[start Data for this exercise]
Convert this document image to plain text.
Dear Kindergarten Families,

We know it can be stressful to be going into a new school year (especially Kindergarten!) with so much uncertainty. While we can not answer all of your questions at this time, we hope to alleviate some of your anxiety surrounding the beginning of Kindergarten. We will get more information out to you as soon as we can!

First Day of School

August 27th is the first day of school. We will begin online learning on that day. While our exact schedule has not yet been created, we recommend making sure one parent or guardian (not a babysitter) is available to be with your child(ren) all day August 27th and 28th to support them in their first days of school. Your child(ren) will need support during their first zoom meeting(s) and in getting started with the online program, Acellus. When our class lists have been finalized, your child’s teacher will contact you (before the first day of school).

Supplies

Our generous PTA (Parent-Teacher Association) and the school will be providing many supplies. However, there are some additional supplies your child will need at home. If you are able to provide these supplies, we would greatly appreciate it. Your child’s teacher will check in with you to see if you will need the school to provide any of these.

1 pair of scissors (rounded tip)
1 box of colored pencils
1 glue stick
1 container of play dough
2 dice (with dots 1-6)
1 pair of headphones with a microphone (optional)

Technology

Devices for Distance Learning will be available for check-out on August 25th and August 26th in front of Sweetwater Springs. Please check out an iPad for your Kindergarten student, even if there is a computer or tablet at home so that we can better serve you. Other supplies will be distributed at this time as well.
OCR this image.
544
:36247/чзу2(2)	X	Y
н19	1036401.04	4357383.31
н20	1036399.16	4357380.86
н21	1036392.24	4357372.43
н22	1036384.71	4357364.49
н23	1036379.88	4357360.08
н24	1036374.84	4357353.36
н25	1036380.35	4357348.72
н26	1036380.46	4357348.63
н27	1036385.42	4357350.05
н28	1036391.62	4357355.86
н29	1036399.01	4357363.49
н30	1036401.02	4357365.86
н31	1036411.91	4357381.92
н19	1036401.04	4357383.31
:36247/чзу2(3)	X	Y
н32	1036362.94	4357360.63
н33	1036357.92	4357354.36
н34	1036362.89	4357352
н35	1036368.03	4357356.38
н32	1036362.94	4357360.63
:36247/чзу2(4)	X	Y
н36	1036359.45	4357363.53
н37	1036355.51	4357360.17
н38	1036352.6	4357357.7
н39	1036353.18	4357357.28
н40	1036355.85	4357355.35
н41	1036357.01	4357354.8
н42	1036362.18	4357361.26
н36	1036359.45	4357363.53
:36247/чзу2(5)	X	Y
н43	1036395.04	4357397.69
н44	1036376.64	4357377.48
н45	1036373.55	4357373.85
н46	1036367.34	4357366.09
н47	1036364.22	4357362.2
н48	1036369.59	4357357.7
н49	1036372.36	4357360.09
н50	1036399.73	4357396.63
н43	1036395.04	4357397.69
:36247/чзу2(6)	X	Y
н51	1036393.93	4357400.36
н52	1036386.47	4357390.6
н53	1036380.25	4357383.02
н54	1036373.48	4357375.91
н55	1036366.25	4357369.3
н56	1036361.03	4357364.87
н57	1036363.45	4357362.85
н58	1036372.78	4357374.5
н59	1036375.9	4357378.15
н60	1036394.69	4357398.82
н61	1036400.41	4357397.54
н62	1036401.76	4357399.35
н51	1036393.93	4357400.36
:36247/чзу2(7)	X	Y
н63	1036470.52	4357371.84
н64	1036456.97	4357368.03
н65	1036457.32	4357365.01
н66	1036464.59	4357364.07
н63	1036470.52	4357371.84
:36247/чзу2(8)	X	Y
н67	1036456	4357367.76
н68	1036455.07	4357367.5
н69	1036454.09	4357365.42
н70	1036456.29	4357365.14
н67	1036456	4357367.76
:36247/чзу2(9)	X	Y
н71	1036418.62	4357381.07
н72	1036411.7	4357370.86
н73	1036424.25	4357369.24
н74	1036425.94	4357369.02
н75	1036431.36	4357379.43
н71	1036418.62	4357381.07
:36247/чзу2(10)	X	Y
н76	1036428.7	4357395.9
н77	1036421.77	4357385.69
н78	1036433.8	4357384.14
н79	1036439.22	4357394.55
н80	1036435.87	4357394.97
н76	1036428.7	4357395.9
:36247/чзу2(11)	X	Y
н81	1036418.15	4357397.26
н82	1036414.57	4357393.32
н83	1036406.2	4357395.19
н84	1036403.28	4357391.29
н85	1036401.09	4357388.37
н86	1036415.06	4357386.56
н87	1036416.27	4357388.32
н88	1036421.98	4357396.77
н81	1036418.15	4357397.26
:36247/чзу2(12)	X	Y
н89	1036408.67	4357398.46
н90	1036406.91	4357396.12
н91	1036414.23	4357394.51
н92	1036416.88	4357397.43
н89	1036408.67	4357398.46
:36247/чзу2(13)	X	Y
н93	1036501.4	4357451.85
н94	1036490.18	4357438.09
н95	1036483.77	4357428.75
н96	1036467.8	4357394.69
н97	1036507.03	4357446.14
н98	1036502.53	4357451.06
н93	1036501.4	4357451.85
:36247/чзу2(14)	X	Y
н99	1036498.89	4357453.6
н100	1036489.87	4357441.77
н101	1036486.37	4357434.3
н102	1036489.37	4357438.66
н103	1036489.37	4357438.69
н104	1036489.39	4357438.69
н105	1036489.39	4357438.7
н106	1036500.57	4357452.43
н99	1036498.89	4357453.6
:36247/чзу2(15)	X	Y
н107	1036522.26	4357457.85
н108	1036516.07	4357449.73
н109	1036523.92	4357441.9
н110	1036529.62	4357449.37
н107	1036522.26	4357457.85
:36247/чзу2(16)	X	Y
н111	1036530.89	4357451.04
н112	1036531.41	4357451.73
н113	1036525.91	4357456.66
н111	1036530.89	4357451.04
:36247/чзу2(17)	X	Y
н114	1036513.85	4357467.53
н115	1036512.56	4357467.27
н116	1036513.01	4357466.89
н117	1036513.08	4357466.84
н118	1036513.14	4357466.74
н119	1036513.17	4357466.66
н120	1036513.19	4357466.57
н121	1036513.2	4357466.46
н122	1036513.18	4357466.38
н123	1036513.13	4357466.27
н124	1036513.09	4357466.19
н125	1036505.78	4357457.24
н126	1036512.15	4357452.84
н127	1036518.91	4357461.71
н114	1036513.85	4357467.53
[end Data for this exercise]
Gather each line from the listing above that holds "home".

Our generous PTA (Parent-Teacher Association) and the school will be providing many supplies. However, there are some additional supplies your child will need at home. If you are able to provide these supplies, we would greatly appreciate it. Your child’s teacher will check in with you to see if you will need the school to provide any of these.
Devices for Distance Learning will be available for check-out on August 25th and August 26th in front of Sweetwater Springs. Please check out an iPad for your Kindergarten student, even if there is a computer or tablet at home so that we can better serve you. Other supplies will be distributed at this time as well.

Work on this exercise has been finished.